> [Set task]: For the data below, report only the number of lines containing the string "Very".
"""
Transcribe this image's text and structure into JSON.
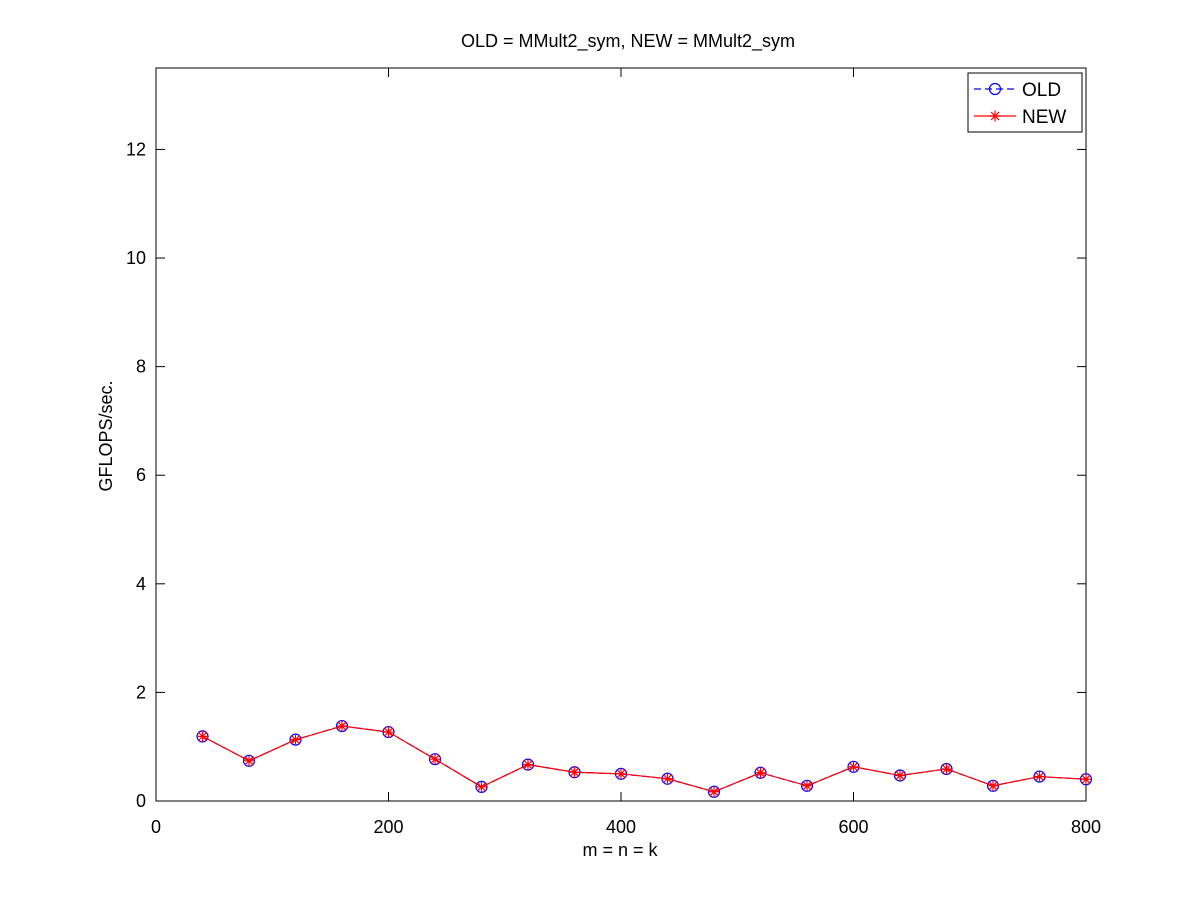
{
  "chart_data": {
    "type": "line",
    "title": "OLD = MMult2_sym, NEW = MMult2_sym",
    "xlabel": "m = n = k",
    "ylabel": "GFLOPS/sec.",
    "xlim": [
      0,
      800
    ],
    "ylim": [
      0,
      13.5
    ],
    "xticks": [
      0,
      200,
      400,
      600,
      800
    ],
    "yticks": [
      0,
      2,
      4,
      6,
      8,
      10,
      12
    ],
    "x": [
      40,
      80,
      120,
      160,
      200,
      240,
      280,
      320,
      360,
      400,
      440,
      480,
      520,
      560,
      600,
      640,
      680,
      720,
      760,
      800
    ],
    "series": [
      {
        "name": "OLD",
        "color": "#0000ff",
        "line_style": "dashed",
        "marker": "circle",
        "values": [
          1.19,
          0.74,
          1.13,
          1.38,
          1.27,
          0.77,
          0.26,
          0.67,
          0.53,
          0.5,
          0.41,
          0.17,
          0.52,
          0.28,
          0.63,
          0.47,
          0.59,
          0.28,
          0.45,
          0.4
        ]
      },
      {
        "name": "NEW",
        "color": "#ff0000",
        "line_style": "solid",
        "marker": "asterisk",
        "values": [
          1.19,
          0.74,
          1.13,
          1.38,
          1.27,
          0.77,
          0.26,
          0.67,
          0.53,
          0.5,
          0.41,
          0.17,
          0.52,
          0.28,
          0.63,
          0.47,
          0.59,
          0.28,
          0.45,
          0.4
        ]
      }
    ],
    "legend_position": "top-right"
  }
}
"""
"""
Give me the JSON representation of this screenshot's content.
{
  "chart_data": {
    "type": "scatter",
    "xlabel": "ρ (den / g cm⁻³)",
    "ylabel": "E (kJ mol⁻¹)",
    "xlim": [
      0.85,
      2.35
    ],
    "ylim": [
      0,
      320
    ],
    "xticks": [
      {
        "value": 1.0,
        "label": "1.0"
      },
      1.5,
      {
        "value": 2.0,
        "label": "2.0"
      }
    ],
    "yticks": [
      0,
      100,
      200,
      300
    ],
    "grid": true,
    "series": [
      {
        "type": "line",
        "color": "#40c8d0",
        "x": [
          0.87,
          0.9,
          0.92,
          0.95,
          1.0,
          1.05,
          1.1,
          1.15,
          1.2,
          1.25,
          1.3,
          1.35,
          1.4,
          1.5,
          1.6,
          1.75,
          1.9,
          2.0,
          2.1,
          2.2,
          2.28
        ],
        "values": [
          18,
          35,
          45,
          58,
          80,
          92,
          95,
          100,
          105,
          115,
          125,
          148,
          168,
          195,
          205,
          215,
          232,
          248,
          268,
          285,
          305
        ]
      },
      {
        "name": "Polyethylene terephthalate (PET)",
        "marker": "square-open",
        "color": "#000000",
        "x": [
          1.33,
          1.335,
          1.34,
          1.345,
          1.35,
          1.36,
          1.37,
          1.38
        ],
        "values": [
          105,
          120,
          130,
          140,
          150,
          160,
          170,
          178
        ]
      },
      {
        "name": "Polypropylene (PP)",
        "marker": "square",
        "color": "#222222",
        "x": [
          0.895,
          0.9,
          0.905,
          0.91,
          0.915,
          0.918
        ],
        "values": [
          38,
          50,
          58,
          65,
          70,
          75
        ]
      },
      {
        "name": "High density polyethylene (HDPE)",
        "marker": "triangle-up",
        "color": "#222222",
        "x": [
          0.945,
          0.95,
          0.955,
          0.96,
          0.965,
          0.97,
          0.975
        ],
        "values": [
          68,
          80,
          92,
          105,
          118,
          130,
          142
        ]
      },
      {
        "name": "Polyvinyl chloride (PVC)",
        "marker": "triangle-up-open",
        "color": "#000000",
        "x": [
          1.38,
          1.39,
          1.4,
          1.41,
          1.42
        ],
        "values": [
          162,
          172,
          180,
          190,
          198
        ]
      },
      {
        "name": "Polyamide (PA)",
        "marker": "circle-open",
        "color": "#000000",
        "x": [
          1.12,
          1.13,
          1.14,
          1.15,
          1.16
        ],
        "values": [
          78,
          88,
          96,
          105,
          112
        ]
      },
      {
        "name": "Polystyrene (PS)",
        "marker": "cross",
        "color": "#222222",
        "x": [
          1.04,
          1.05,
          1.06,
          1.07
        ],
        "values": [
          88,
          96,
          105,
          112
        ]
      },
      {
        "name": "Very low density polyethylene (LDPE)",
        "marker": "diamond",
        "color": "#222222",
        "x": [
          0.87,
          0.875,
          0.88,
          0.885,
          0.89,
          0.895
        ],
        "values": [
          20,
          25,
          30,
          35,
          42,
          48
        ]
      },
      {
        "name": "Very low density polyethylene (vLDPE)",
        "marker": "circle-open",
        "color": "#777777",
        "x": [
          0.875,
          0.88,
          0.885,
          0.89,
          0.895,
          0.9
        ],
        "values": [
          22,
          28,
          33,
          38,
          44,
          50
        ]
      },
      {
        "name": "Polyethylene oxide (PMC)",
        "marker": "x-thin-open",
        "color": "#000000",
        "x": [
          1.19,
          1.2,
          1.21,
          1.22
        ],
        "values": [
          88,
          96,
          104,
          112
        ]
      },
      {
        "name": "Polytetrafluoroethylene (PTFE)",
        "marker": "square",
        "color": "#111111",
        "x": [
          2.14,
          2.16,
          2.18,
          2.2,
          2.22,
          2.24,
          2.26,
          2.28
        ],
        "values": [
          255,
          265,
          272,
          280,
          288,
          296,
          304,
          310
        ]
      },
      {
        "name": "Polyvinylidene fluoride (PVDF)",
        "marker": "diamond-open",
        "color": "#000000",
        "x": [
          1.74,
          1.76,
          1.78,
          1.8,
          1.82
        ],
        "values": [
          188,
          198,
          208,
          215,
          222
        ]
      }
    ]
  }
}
"""
> [Correct result]: 2